▶ [What is required] Make an exact copy of the records, with the pictures left out.

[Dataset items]
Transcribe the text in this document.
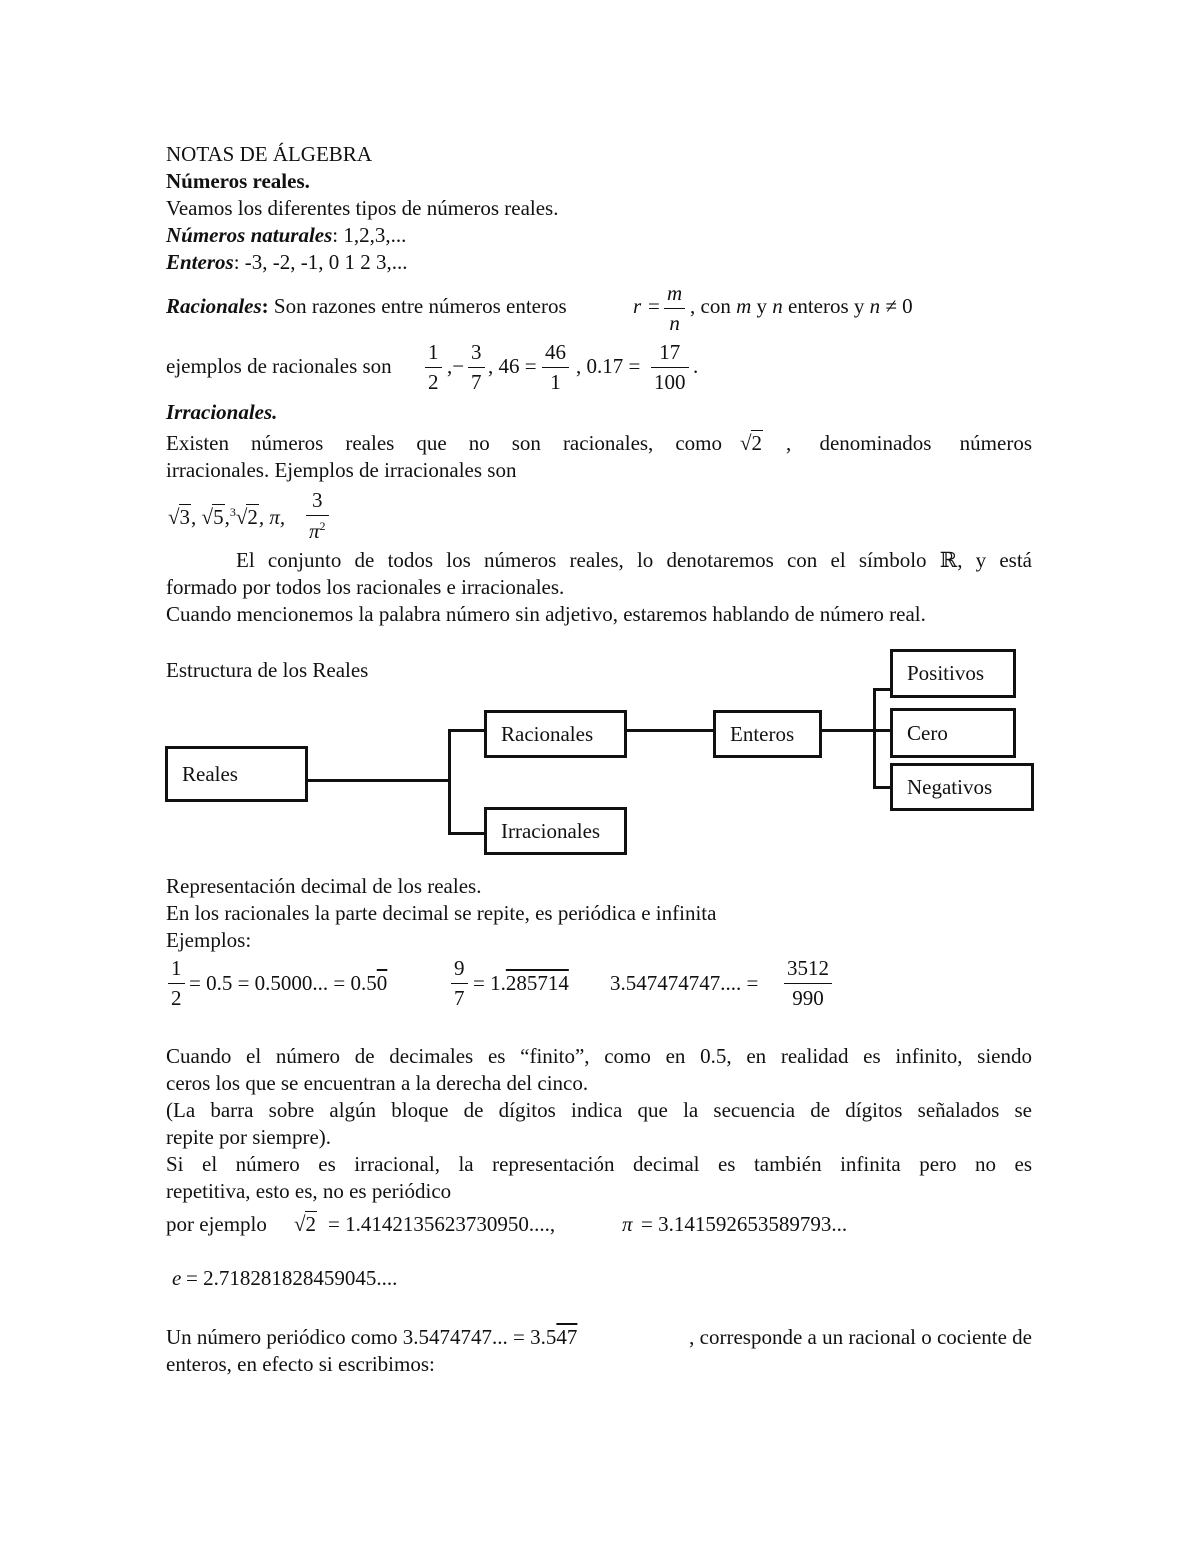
NOTAS DE ÁLGEBRA
Números reales.
Veamos los diferentes tipos de números reales.
Números naturales: 1,2,3,...
Enteros: -3, -2, -1, 0 1 2 3,...
Racionales: Son razones entre números enteros	r =
m
n
, con m y n enteros y n ≠ 0
ejemplos de racionales son
1
2
,−
3
7
, 46 =
46
1
, 0.17 =
17
100
.
Irracionales.
Existen números reales que no son racionales, como √2 , denominados números
irracionales. Ejemplos de irracionales son
√3, √5,$^3$√2, π,
3
$\pi^2$
El conjunto de todos los números reales, lo denotaremos con el símbolo ℝ, y está
formado por todos los racionales e irracionales.
Cuando mencionemos la palabra número sin adjetivo, estaremos hablando de número real.
Estructura de los Reales
Reales
Racionales
Irracionales
Enteros
Positivos
Cero
Negativos
Representación decimal de los reales.
En los racionales la parte decimal se repite, es periódica e infinita
Ejemplos:
1
2
= 0.5 = 0.5000... = 0.50
9
7
= 1.285714 3.547474747.... =
3512
990
Cuando el número de decimales es “finito”, como en 0.5, en realidad es infinito, siendo
ceros los que se encuentran a la derecha del cinco.
(La barra sobre algún bloque de dígitos indica que la secuencia de dígitos señalados se
repite por siempre).
Si el número es irracional, la representación decimal es también infinita pero no es
repetitiva, esto es, no es periódico
por ejemplo √2 = 1.4142135623730950....,	π = 3.141592653589793...
e = 2.718281828459045....
Un número periódico como 3.5474747... = 3.547	, corresponde a un racional o cociente de
enteros, en efecto si escribimos:
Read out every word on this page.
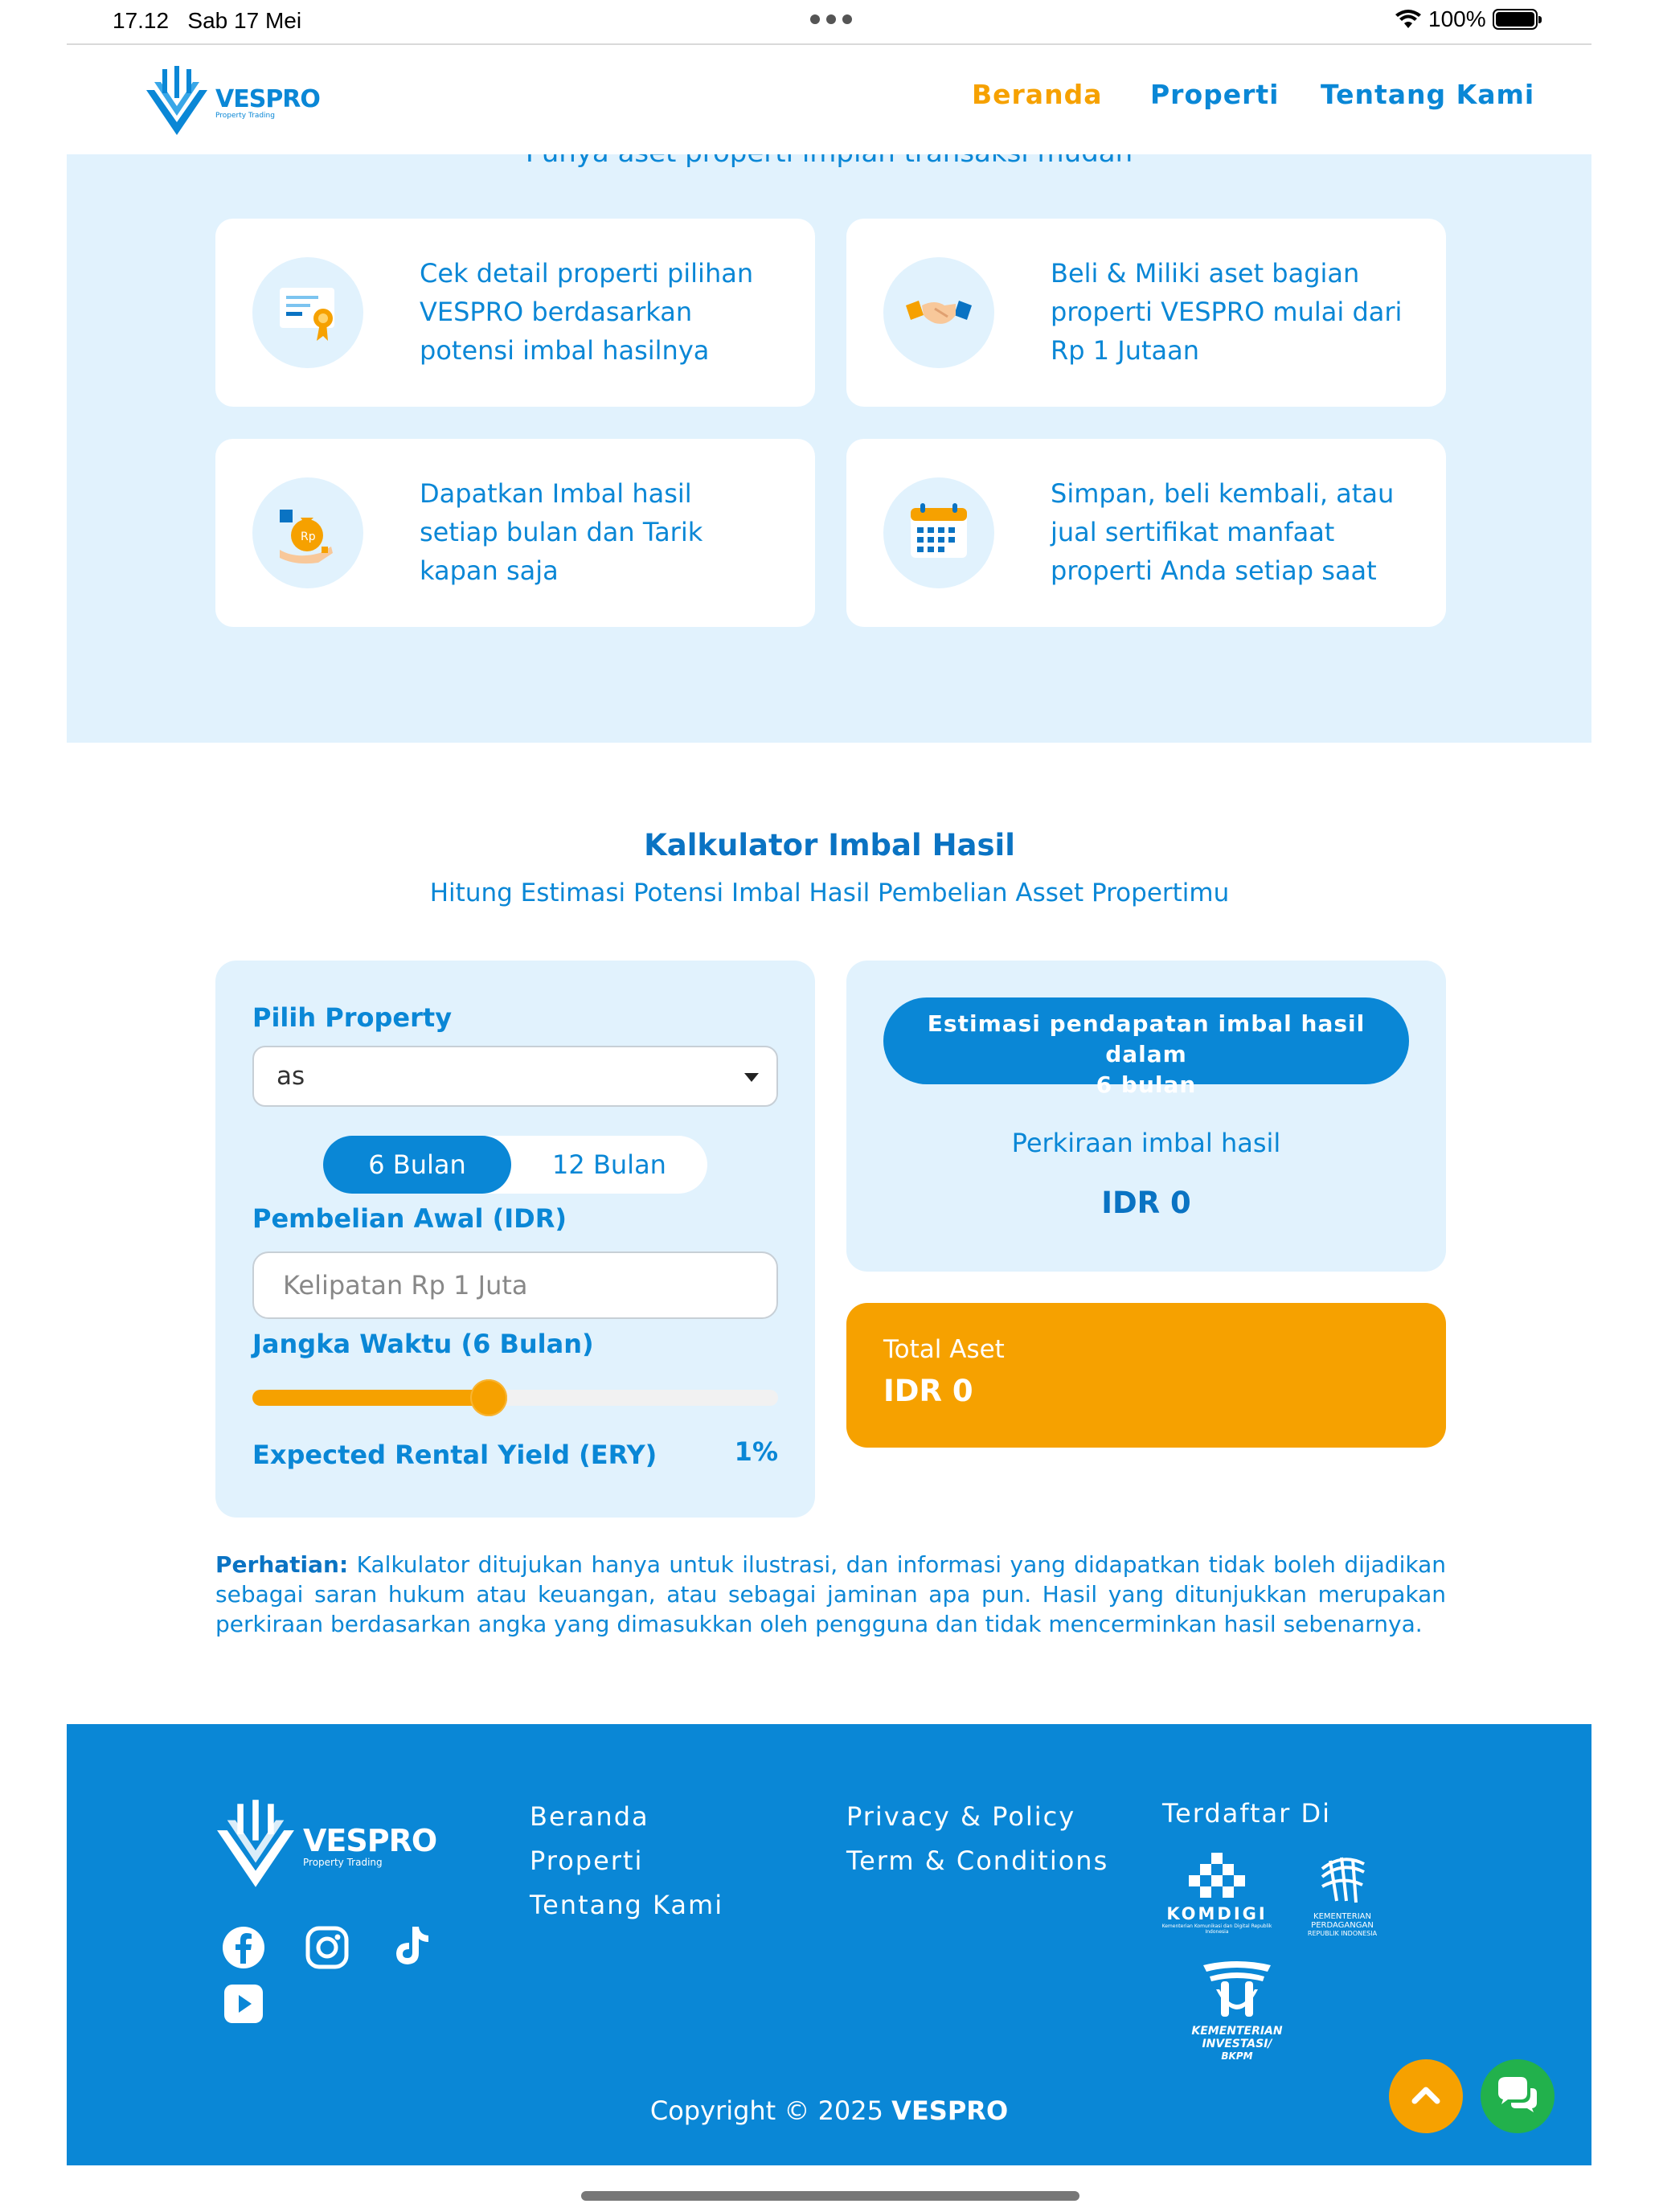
17.12 Sab 17 Mei	100%
Cek detail properti pilihan VESPRO berdasarkan potensi imbal hasilnya
Beli & Miliki aset bagian properti VESPRO mulai dari Rp 1 Jutaan
Rp
Dapatkan Imbal hasil setiap bulan dan Tarik kapan saja
Simpan, beli kembali, atau jual sertifikat manfaat properti Anda setiap saat
VESPRO
Property Trading
Beranda Properti Tentang Kami
Kalkulator Imbal Hasil
Hitung Estimasi Potensi Imbal Hasil Pembelian Asset Propertimu
Pilih Property
as
6 Bulan	12 Bulan
Pembelian Awal (IDR)
Kelipatan Rp 1 Juta
Jangka Waktu (6 Bulan)
Expected Rental Yield (ERY)	1%
Estimasi pendapatan imbal hasil dalam
6 bulan
Perkiraan imbal hasil
IDR 0
Total Aset
IDR 0
Perhatian: Kalkulator ditujukan hanya untuk ilustrasi, dan informasi yang didapatkan tidak boleh dijadikan sebagai saran hukum atau keuangan, atau sebagai jaminan apa pun. Hasil yang ditunjukkan merupakan perkiraan berdasarkan angka yang dimasukkan oleh pengguna dan tidak mencerminkan hasil sebenarnya.
VESPRO
Property Trading
Beranda
Properti
Tentang Kami
Privacy & Policy
Term & Conditions
Terdaftar Di
KOMDIGI
Kementerian Komunikasi dan Digital Republik Indonesia
KEMENTERIAN PERDAGANGAN
REPUBLIK INDONESIA
KEMENTERIAN INVESTASI/
BKPM
Copyright © 2025 VESPRO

▶ [Answer in full]
Transcribe the text in this document.
NOTAS DE ÁLGEBRA
Números reales.
Veamos los diferentes tipos de números reales.
Números naturales: 1,2,3,...
Enteros: -3, -2, -1, 0 1 2 3,...
Racionales: Son razones entre números enteros	r =
m
n
, con m y n enteros y n ≠ 0
ejemplos de racionales son
1
2
,−
3
7
, 46 =
46
1
, 0.17 =
17
100
.
Irracionales.
Existen números reales que no son racionales, como √2 , denominados números
irracionales. Ejemplos de irracionales son
√3, √5,$^3$√2, π,
3
$\pi^2$
El conjunto de todos los números reales, lo denotaremos con el símbolo ℝ, y está
formado por todos los racionales e irracionales.
Cuando mencionemos la palabra número sin adjetivo, estaremos hablando de número real.
Estructura de los Reales
Reales
Racionales
Irracionales
Enteros
Positivos
Cero
Negativos
Representación decimal de los reales.
En los racionales la parte decimal se repite, es periódica e infinita
Ejemplos:
1
2
= 0.5 = 0.5000... = 0.50
9
7
= 1.285714 3.547474747.... =
3512
990
Cuando el número de decimales es “finito”, como en 0.5, en realidad es infinito, siendo
ceros los que se encuentran a la derecha del cinco.
(La barra sobre algún bloque de dígitos indica que la secuencia de dígitos señalados se
repite por siempre).
Si el número es irracional, la representación decimal es también infinita pero no es
repetitiva, esto es, no es periódico
por ejemplo √2 = 1.4142135623730950....,	π = 3.141592653589793...
e = 2.718281828459045....
Un número periódico como 3.5474747... = 3.547	, corresponde a un racional o cociente de
enteros, en efecto si escribimos:
Read out every word on this page.
17.12 Sab 17 Mei	100%
Cek detail properti pilihan VESPRO berdasarkan potensi imbal hasilnya
Beli & Miliki aset bagian properti VESPRO mulai dari Rp 1 Jutaan
Rp
Dapatkan Imbal hasil setiap bulan dan Tarik kapan saja
Simpan, beli kembali, atau jual sertifikat manfaat properti Anda setiap saat
VESPRO
Property Trading
Beranda Properti Tentang Kami
Kalkulator Imbal Hasil
Hitung Estimasi Potensi Imbal Hasil Pembelian Asset Propertimu
Pilih Property
as
6 Bulan	12 Bulan
Pembelian Awal (IDR)
Kelipatan Rp 1 Juta
Jangka Waktu (6 Bulan)
Expected Rental Yield (ERY)	1%
Estimasi pendapatan imbal hasil dalam
6 bulan
Perkiraan imbal hasil
IDR 0
Total Aset
IDR 0
Perhatian: Kalkulator ditujukan hanya untuk ilustrasi, dan informasi yang didapatkan tidak boleh dijadikan sebagai saran hukum atau keuangan, atau sebagai jaminan apa pun. Hasil yang ditunjukkan merupakan perkiraan berdasarkan angka yang dimasukkan oleh pengguna dan tidak mencerminkan hasil sebenarnya.
VESPRO
Property Trading
Beranda
Properti
Tentang Kami
Privacy & Policy
Term & Conditions
Terdaftar Di
KOMDIGI
Kementerian Komunikasi dan Digital Republik Indonesia
KEMENTERIAN PERDAGANGAN
REPUBLIK INDONESIA
KEMENTERIAN INVESTASI/
BKPM
Copyright © 2025 VESPRO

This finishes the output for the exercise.